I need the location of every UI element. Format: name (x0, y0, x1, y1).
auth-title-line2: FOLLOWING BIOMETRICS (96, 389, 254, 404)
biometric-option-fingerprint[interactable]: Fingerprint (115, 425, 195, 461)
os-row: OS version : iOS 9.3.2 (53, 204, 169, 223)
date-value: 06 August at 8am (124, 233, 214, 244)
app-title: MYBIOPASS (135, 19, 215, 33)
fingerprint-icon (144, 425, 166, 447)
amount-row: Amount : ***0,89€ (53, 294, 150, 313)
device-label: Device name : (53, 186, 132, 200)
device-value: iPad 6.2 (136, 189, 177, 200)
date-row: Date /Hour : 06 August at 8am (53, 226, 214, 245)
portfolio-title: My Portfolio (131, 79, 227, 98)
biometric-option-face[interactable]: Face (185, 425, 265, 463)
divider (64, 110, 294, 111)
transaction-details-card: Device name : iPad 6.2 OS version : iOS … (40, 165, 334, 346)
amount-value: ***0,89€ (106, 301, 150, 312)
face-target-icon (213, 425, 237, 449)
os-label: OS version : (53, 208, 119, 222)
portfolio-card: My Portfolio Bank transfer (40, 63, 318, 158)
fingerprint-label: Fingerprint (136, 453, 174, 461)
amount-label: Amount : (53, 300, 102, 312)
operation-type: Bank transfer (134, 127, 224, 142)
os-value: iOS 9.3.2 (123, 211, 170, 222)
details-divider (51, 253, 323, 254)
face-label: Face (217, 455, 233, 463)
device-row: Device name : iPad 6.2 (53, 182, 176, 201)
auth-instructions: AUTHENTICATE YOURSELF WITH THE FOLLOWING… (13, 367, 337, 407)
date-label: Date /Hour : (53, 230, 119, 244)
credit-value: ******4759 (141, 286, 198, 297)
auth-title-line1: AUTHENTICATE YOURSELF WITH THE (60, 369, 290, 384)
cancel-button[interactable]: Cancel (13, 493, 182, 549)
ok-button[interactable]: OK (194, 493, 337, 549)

-.-.-

:: Exercise ::
Rewrite everything from the start of the rows down to the line containing "date-row: Date /Hour", replacing "August" with "September" and leaving all else unchanged.

:: Full output ::
I need the location of every UI element. Format: name (x0, y0, x1, y1).
auth-title-line2: FOLLOWING BIOMETRICS (96, 389, 254, 404)
biometric-option-fingerprint[interactable]: Fingerprint (115, 425, 195, 461)
os-row: OS version : iOS 9.3.2 (53, 204, 169, 223)
date-value: 06 September at 8am (124, 233, 214, 244)
app-title: MYBIOPASS (135, 19, 215, 33)
fingerprint-icon (144, 425, 166, 447)
amount-row: Amount : ***0,89€ (53, 294, 150, 313)
device-label: Device name : (53, 186, 132, 200)
device-value: iPad 6.2 (136, 189, 177, 200)
date-row: Date /Hour : 06 September at 8am (53, 226, 214, 245)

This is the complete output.